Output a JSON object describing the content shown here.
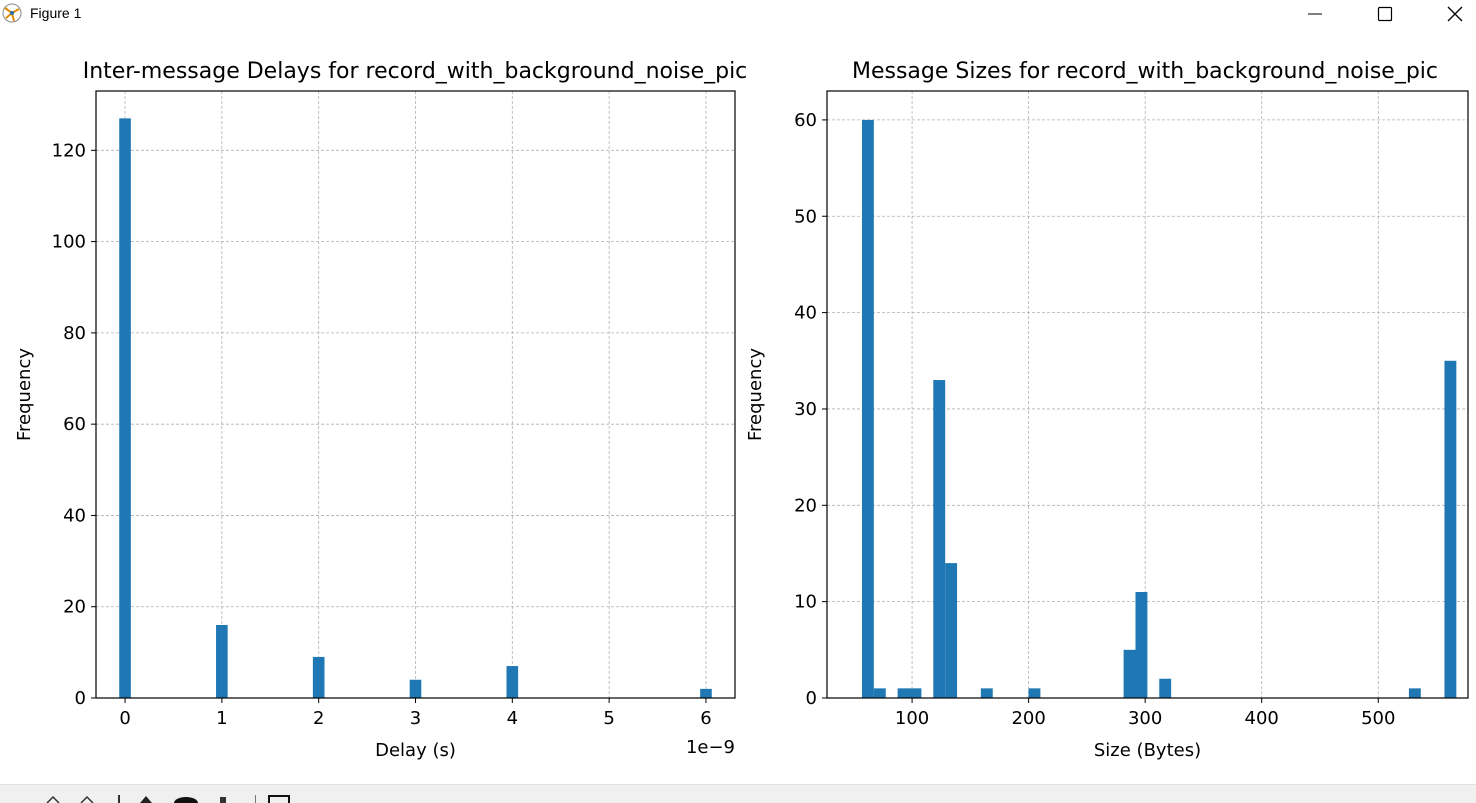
{
  "window": {
    "title": "Figure 1",
    "icons": [
      "app-icon",
      "minimize-icon",
      "maximize-icon",
      "close-icon"
    ]
  },
  "toolbar": {
    "icons": [
      "home-icon",
      "back-icon",
      "forward-icon",
      "pan-icon",
      "zoom-icon",
      "configure-icon",
      "save-icon"
    ]
  },
  "chart_data": [
    {
      "type": "bar",
      "title": "Inter-message Delays for record_with_background_noise_pic",
      "xlabel": "Delay (s)",
      "ylabel": "Frequency",
      "x_offset_text": "1e−9",
      "xticks": [
        "0",
        "1",
        "2",
        "3",
        "4",
        "5",
        "6"
      ],
      "yticks": [
        "0",
        "20",
        "40",
        "60",
        "80",
        "100",
        "120"
      ],
      "xlim": [
        -0.3,
        6.3
      ],
      "ylim": [
        0,
        133
      ],
      "grid": true,
      "color": "#1f77b4",
      "bin_width": 0.12,
      "bins": [
        {
          "x": 0,
          "count": 127
        },
        {
          "x": 1,
          "count": 16
        },
        {
          "x": 2,
          "count": 9
        },
        {
          "x": 3,
          "count": 4
        },
        {
          "x": 4,
          "count": 7
        },
        {
          "x": 6,
          "count": 2
        }
      ]
    },
    {
      "type": "bar",
      "title": "Message Sizes for record_with_background_noise_pic",
      "xlabel": "Size (Bytes)",
      "ylabel": "Frequency",
      "xticks": [
        "100",
        "200",
        "300",
        "400",
        "500"
      ],
      "yticks": [
        "0",
        "10",
        "20",
        "30",
        "40",
        "50",
        "60"
      ],
      "xlim": [
        27,
        577
      ],
      "ylim": [
        0,
        63
      ],
      "grid": true,
      "color": "#1f77b4",
      "bin_width": 10.2,
      "bins": [
        {
          "x": 62.1,
          "count": 60
        },
        {
          "x": 72.3,
          "count": 1
        },
        {
          "x": 92.7,
          "count": 1
        },
        {
          "x": 102.9,
          "count": 1
        },
        {
          "x": 123.3,
          "count": 33
        },
        {
          "x": 133.5,
          "count": 14
        },
        {
          "x": 164.1,
          "count": 1
        },
        {
          "x": 205.0,
          "count": 1
        },
        {
          "x": 286.6,
          "count": 5
        },
        {
          "x": 296.8,
          "count": 11
        },
        {
          "x": 317.2,
          "count": 2
        },
        {
          "x": 531.4,
          "count": 1
        },
        {
          "x": 561.9,
          "count": 35
        }
      ]
    }
  ]
}
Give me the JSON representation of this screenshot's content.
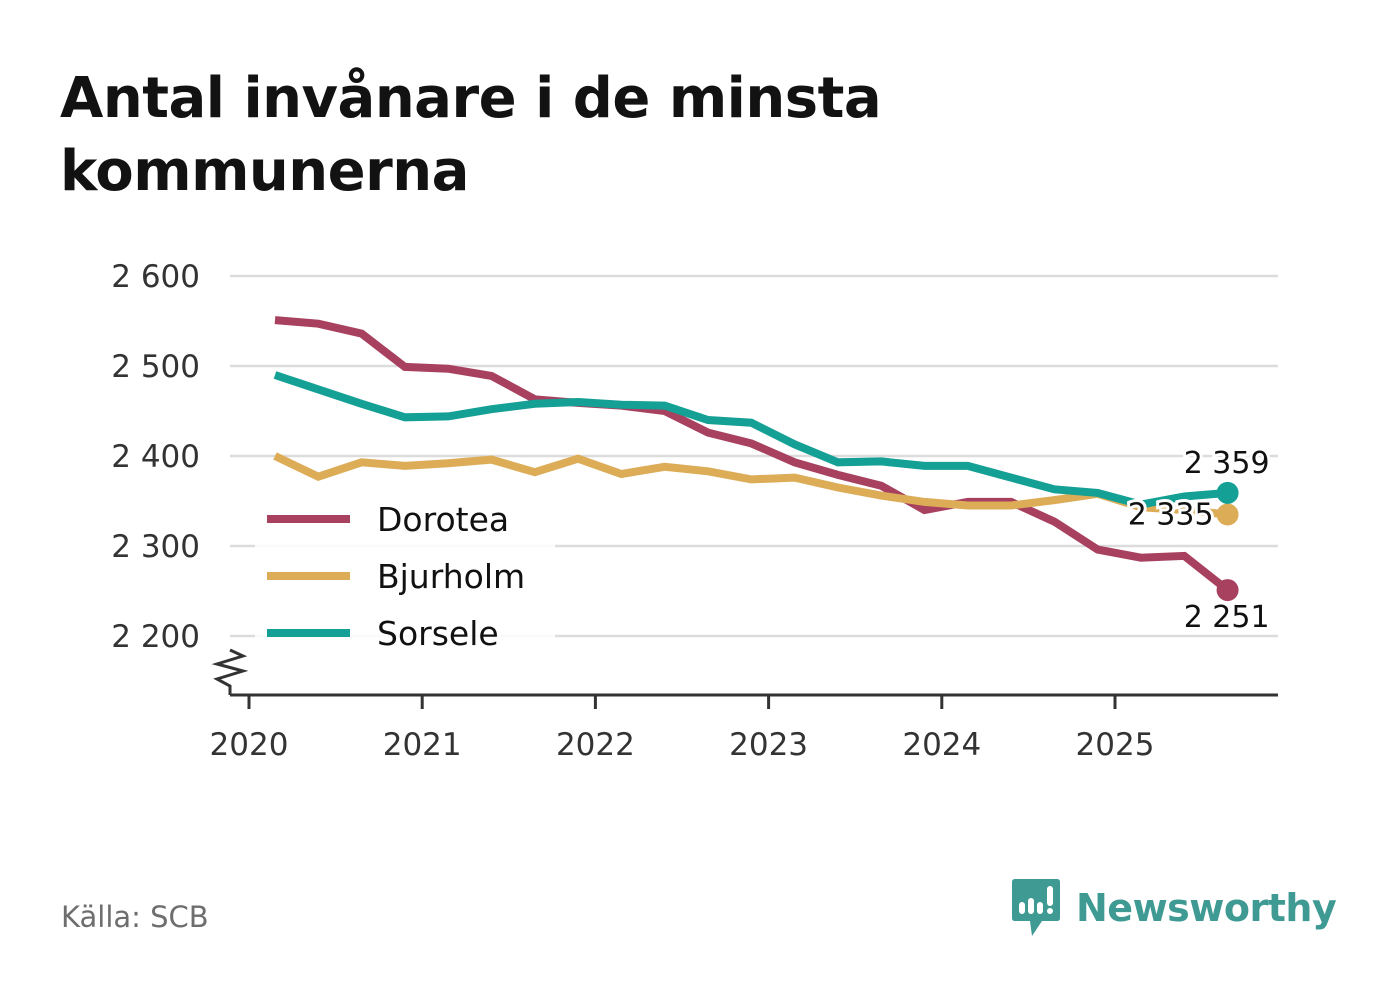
{
  "title": "Antal invånare i de minsta kommunerna",
  "source": "Källa: SCB",
  "brand": {
    "name": "Newsworthy",
    "icon": "newsworthy-logo-icon",
    "color": "#3e9a93"
  },
  "chart_data": {
    "type": "line",
    "title": "Antal invånare i de minsta kommunerna",
    "xlabel": "",
    "ylabel": "",
    "ylim": [
      2135,
      2600
    ],
    "xlim": [
      2019.9,
      2025.95
    ],
    "y_ticks": [
      2200,
      2300,
      2400,
      2500,
      2600
    ],
    "y_tick_labels": [
      "2 200",
      "2 300",
      "2 400",
      "2 500",
      "2 600"
    ],
    "x_ticks": [
      2020,
      2021,
      2022,
      2023,
      2024,
      2025
    ],
    "x_tick_labels": [
      "2020",
      "2021",
      "2022",
      "2023",
      "2024",
      "2025"
    ],
    "y_axis_break": true,
    "grid": "horizontal",
    "legend_position": "left-middle",
    "x": [
      2020.15,
      2020.4,
      2020.65,
      2020.9,
      2021.15,
      2021.4,
      2021.65,
      2021.9,
      2022.15,
      2022.4,
      2022.65,
      2022.9,
      2023.15,
      2023.4,
      2023.65,
      2023.9,
      2024.15,
      2024.4,
      2024.65,
      2024.9,
      2025.15,
      2025.4,
      2025.65
    ],
    "series": [
      {
        "name": "Dorotea",
        "color": "#a8405f",
        "values": [
          2551,
          2547,
          2536,
          2499,
          2497,
          2489,
          2463,
          2459,
          2456,
          2450,
          2426,
          2414,
          2393,
          2379,
          2367,
          2340,
          2349,
          2349,
          2327,
          2296,
          2287,
          2289,
          2251
        ],
        "end_label": "2 251",
        "end_label_position": "below"
      },
      {
        "name": "Bjurholm",
        "color": "#dcac57",
        "values": [
          2400,
          2377,
          2393,
          2389,
          2392,
          2396,
          2382,
          2397,
          2380,
          2388,
          2383,
          2374,
          2376,
          2365,
          2356,
          2349,
          2345,
          2345,
          2351,
          2358,
          2343,
          2340,
          2335
        ],
        "end_label": "2 335",
        "end_label_position": "left"
      },
      {
        "name": "Sorsele",
        "color": "#14a095",
        "values": [
          2490,
          2474,
          2458,
          2443,
          2444,
          2452,
          2458,
          2460,
          2457,
          2456,
          2440,
          2437,
          2413,
          2393,
          2394,
          2389,
          2389,
          2376,
          2363,
          2359,
          2346,
          2355,
          2359
        ],
        "end_label": "2 359",
        "end_label_position": "above"
      }
    ]
  }
}
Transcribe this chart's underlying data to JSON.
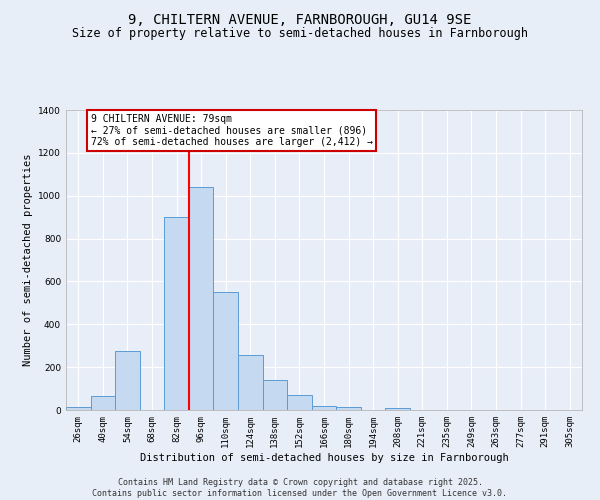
{
  "title_line1": "9, CHILTERN AVENUE, FARNBOROUGH, GU14 9SE",
  "title_line2": "Size of property relative to semi-detached houses in Farnborough",
  "xlabel": "Distribution of semi-detached houses by size in Farnborough",
  "ylabel": "Number of semi-detached properties",
  "bin_labels": [
    "26sqm",
    "40sqm",
    "54sqm",
    "68sqm",
    "82sqm",
    "96sqm",
    "110sqm",
    "124sqm",
    "138sqm",
    "152sqm",
    "166sqm",
    "180sqm",
    "194sqm",
    "208sqm",
    "221sqm",
    "235sqm",
    "249sqm",
    "263sqm",
    "277sqm",
    "291sqm",
    "305sqm"
  ],
  "bar_values": [
    15,
    65,
    275,
    0,
    900,
    1040,
    550,
    255,
    140,
    70,
    20,
    15,
    0,
    10,
    0,
    0,
    0,
    0,
    0,
    0,
    0
  ],
  "bar_color": "#c5d9f1",
  "bar_edge_color": "#5b9bd5",
  "red_line_bin_idx": 4,
  "annotation_title": "9 CHILTERN AVENUE: 79sqm",
  "annotation_line2": "← 27% of semi-detached houses are smaller (896)",
  "annotation_line3": "72% of semi-detached houses are larger (2,412) →",
  "annotation_box_color": "#ffffff",
  "annotation_box_edge_color": "#cc0000",
  "ylim": [
    0,
    1400
  ],
  "yticks": [
    0,
    200,
    400,
    600,
    800,
    1000,
    1200,
    1400
  ],
  "background_color": "#e8eef8",
  "grid_color": "#ffffff",
  "footer_line1": "Contains HM Land Registry data © Crown copyright and database right 2025.",
  "footer_line2": "Contains public sector information licensed under the Open Government Licence v3.0.",
  "title_fontsize": 10,
  "subtitle_fontsize": 8.5,
  "axis_label_fontsize": 7.5,
  "tick_fontsize": 6.5,
  "annotation_fontsize": 7,
  "footer_fontsize": 6
}
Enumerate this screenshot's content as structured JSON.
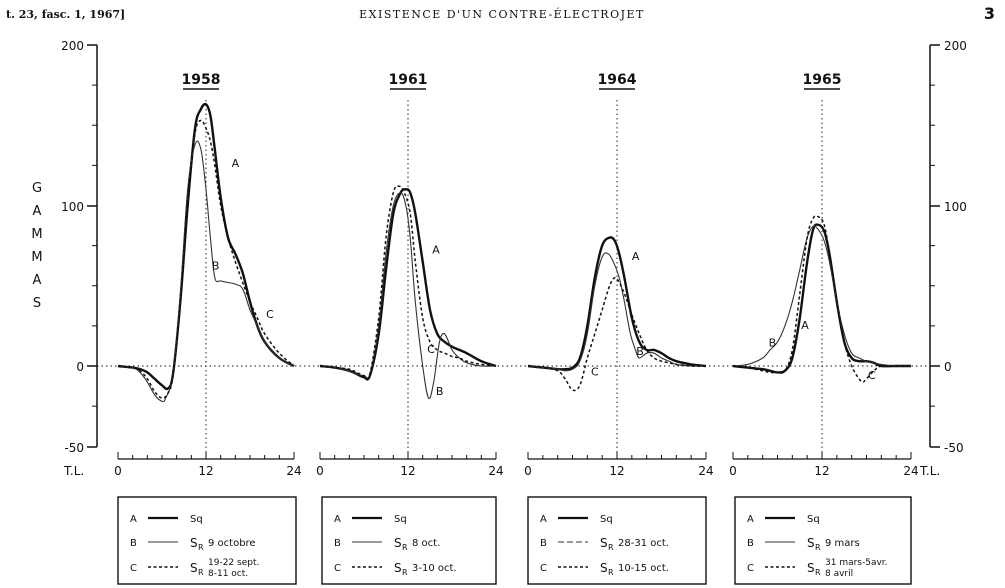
{
  "header": {
    "left": "t. 23, fasc. 1, 1967]",
    "title": "EXISTENCE D'UN CONTRE-ÉLECTROJET",
    "page_number": "3"
  },
  "chart_data": {
    "type": "line",
    "ylabel": "GAMMAS",
    "xlabel": "T.L.",
    "ylim": [
      -50,
      200
    ],
    "y_ticks": [
      "200",
      "100",
      "0",
      "-50"
    ],
    "x_ticks": [
      "0",
      "12",
      "24"
    ],
    "styles": {
      "A": "solid-thick",
      "B": "solid-thin",
      "C": "dotted"
    },
    "panels": [
      {
        "year": "1958",
        "series": [
          {
            "key": "A",
            "x": [
              0,
              2,
              3,
              4,
              5,
              6,
              6.8,
              7.5,
              8.5,
              9.5,
              10.5,
              11.3,
              12,
              12.6,
              13.2,
              14,
              15,
              16,
              17,
              18,
              19,
              20,
              22,
              24
            ],
            "y": [
              0,
              -1,
              -2,
              -4,
              -8,
              -12,
              -14,
              -5,
              40,
              100,
              148,
              160,
              163,
              156,
              135,
              105,
              80,
              70,
              58,
              40,
              25,
              15,
              5,
              0
            ]
          },
          {
            "key": "B",
            "x": [
              0,
              2,
              3,
              4,
              5,
              6,
              6.5,
              7.5,
              8.5,
              9.5,
              10.5,
              11.3,
              12,
              12.6,
              13.2,
              14,
              15,
              16,
              17,
              18,
              19,
              20,
              22,
              24
            ],
            "y": [
              0,
              -1,
              -4,
              -10,
              -18,
              -22,
              -20,
              -5,
              45,
              110,
              138,
              135,
              110,
              80,
              55,
              53,
              52,
              51,
              48,
              35,
              25,
              15,
              5,
              0
            ]
          },
          {
            "key": "C",
            "x": [
              0,
              2,
              3,
              4,
              5,
              6,
              6.8,
              7.5,
              8.5,
              9.5,
              10.5,
              11.3,
              12,
              12.6,
              13.2,
              14,
              15,
              16,
              17,
              18,
              19,
              20,
              22,
              24
            ],
            "y": [
              0,
              -1,
              -3,
              -8,
              -16,
              -20,
              -17,
              -6,
              40,
              105,
              145,
              153,
              148,
              140,
              125,
              100,
              80,
              65,
              52,
              40,
              30,
              20,
              8,
              0
            ]
          }
        ],
        "label_positions": [
          {
            "key": "A",
            "x": 15.5,
            "y": 124
          },
          {
            "key": "B",
            "x": 12.8,
            "y": 60
          },
          {
            "key": "C",
            "x": 20.2,
            "y": 30
          }
        ],
        "legend": {
          "A": "Sq",
          "B": "S_R 9 octobre",
          "C": "S_R 19-22 sept. 8-11 oct."
        }
      },
      {
        "year": "1961",
        "series": [
          {
            "key": "A",
            "x": [
              0,
              2,
              4,
              5,
              6,
              6.8,
              8,
              9,
              10,
              11,
              11.7,
              12.3,
              13,
              14,
              15,
              16,
              17,
              18,
              19,
              20,
              22,
              24
            ],
            "y": [
              0,
              -1,
              -3,
              -5,
              -7,
              -6,
              20,
              60,
              95,
              108,
              110,
              108,
              95,
              65,
              35,
              20,
              15,
              12,
              10,
              8,
              3,
              0
            ]
          },
          {
            "key": "B",
            "x": [
              0,
              2,
              4,
              5,
              6,
              6.8,
              8,
              9,
              10,
              11,
              11.7,
              12.3,
              13,
              14,
              14.8,
              15.5,
              16.3,
              17,
              18,
              19,
              20,
              22,
              24
            ],
            "y": [
              0,
              -1,
              -3,
              -5,
              -6,
              -5,
              25,
              70,
              100,
              108,
              100,
              80,
              40,
              0,
              -20,
              -10,
              15,
              20,
              10,
              5,
              2,
              0,
              0
            ]
          },
          {
            "key": "C",
            "x": [
              0,
              2,
              4,
              5,
              6,
              6.8,
              8,
              9,
              10,
              10.8,
              11.5,
              12.3,
              13,
              14,
              15,
              16,
              17,
              18,
              19,
              20,
              22,
              24
            ],
            "y": [
              0,
              -1,
              -2,
              -4,
              -6,
              -5,
              30,
              80,
              108,
              112,
              108,
              95,
              65,
              30,
              15,
              10,
              8,
              6,
              5,
              3,
              1,
              0
            ]
          }
        ],
        "label_positions": [
          {
            "key": "A",
            "x": 15.3,
            "y": 70
          },
          {
            "key": "B",
            "x": 15.8,
            "y": -18
          },
          {
            "key": "C",
            "x": 14.6,
            "y": 8
          }
        ],
        "legend": {
          "A": "Sq",
          "B": "S_R 8 oct.",
          "C": "S_R 3-10 oct."
        }
      },
      {
        "year": "1964",
        "series": [
          {
            "key": "A",
            "x": [
              0,
              2,
              4,
              5,
              6,
              7,
              8,
              9,
              10,
              11,
              11.7,
              12.3,
              13,
              14,
              15,
              16,
              17,
              18,
              19,
              20,
              22,
              24
            ],
            "y": [
              0,
              -1,
              -2,
              -2,
              -1,
              5,
              25,
              55,
              75,
              80,
              78,
              70,
              55,
              30,
              15,
              10,
              10,
              8,
              5,
              3,
              1,
              0
            ]
          },
          {
            "key": "B",
            "x": [
              0,
              2,
              4,
              5,
              6,
              7,
              8,
              9,
              10,
              10.8,
              11.5,
              12.3,
              13,
              13.8,
              14.5,
              15,
              16,
              17,
              18,
              19,
              20,
              22,
              24
            ],
            "y": [
              0,
              -1,
              -2,
              -3,
              -2,
              3,
              20,
              50,
              68,
              70,
              65,
              55,
              40,
              20,
              10,
              5,
              8,
              8,
              5,
              3,
              1,
              0,
              0
            ]
          },
          {
            "key": "C",
            "x": [
              0,
              2,
              4,
              5,
              6,
              7,
              8,
              9,
              10,
              11,
              11.7,
              12.3,
              13,
              14,
              15,
              16,
              17,
              18,
              19,
              20,
              22,
              24
            ],
            "y": [
              0,
              -1,
              -3,
              -8,
              -15,
              -12,
              5,
              20,
              35,
              50,
              55,
              52,
              45,
              32,
              20,
              10,
              5,
              3,
              2,
              1,
              0,
              0
            ]
          }
        ],
        "label_positions": [
          {
            "key": "A",
            "x": 14.0,
            "y": 66
          },
          {
            "key": "B",
            "x": 14.6,
            "y": 7
          },
          {
            "key": "C",
            "x": 8.5,
            "y": -6
          }
        ],
        "legend": {
          "A": "Sq",
          "B": "S_R 28-31 oct.",
          "C": "S_R 10-15 oct."
        }
      },
      {
        "year": "1965",
        "series": [
          {
            "key": "A",
            "x": [
              0,
              2,
              4,
              5,
              6,
              7,
              8,
              9,
              10,
              10.8,
              11.5,
              12.3,
              13,
              14,
              15,
              16,
              17,
              18,
              19,
              20,
              22,
              24
            ],
            "y": [
              0,
              -1,
              -2,
              -3,
              -4,
              -3,
              5,
              30,
              65,
              85,
              88,
              84,
              70,
              40,
              15,
              5,
              3,
              3,
              2,
              0,
              0,
              0
            ]
          },
          {
            "key": "B",
            "x": [
              0,
              2,
              4,
              5,
              6,
              7,
              8,
              9,
              10,
              10.8,
              11.5,
              12.3,
              13,
              14,
              15,
              16,
              17,
              18,
              19,
              20,
              22,
              24
            ],
            "y": [
              0,
              1,
              5,
              10,
              15,
              25,
              40,
              60,
              80,
              87,
              85,
              78,
              65,
              40,
              20,
              8,
              5,
              3,
              2,
              1,
              0,
              0
            ]
          },
          {
            "key": "C",
            "x": [
              0,
              2,
              4,
              5,
              6,
              7,
              8,
              9,
              10,
              10.8,
              11.5,
              12.3,
              13,
              14,
              15,
              16,
              17,
              17.5,
              18,
              19,
              20,
              22,
              24
            ],
            "y": [
              0,
              -1,
              -3,
              -4,
              -4,
              -3,
              10,
              45,
              80,
              92,
              93,
              88,
              70,
              40,
              15,
              0,
              -8,
              -10,
              -8,
              -3,
              0,
              0,
              0
            ]
          }
        ],
        "label_positions": [
          {
            "key": "A",
            "x": 9.2,
            "y": 23
          },
          {
            "key": "B",
            "x": 4.8,
            "y": 12
          },
          {
            "key": "C",
            "x": 18.2,
            "y": -8
          }
        ],
        "legend": {
          "A": "Sq",
          "B": "S_R 9 mars",
          "C": "S_R 31 mars-5 avr. 8 avril"
        }
      }
    ]
  },
  "legends": [
    {
      "a": "Sq",
      "b": "9 octobre",
      "c1": "19-22 sept.",
      "c2": "8-11 oct."
    },
    {
      "a": "Sq",
      "b": "8 oct.",
      "c": "3-10 oct."
    },
    {
      "a": "Sq",
      "b": "28-31 oct.",
      "c": "10-15 oct."
    },
    {
      "a": "Sq",
      "b": "9 mars",
      "c1": "31 mars-5avr.",
      "c2": "8 avril"
    }
  ],
  "legend_keys": {
    "a": "A",
    "b": "B",
    "c": "C",
    "sr": "S",
    "sr_sub": "R"
  }
}
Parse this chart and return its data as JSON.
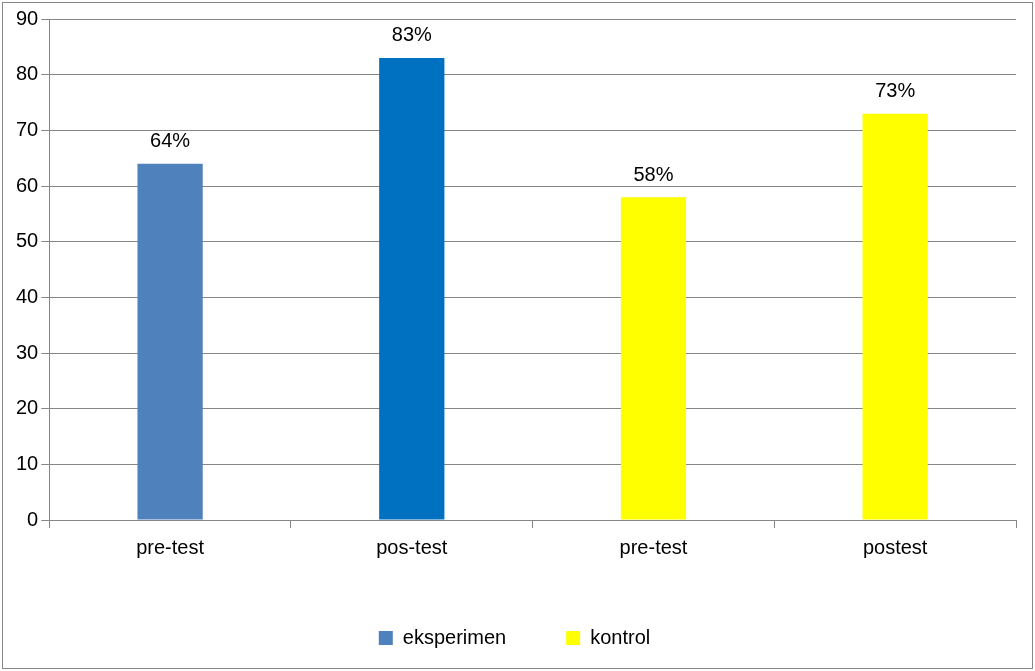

· · · · · · ·

**TASK STATEMENT**
Copy all lines from the data that hold the word "semi".

**ANSWER IN FULL**
  "title_line2": "Size of property relative to semi-detached houses in Farnborough",
  "xlabel": "Distribution of semi-detached houses by size in Farnborough",
  "ylabel": "Number of semi-detached properties",
  "annotation_line2": "← 27% of semi-detached houses are smaller (896)",
  "annotation_line3": "72% of semi-detached houses are larger (2,412) →",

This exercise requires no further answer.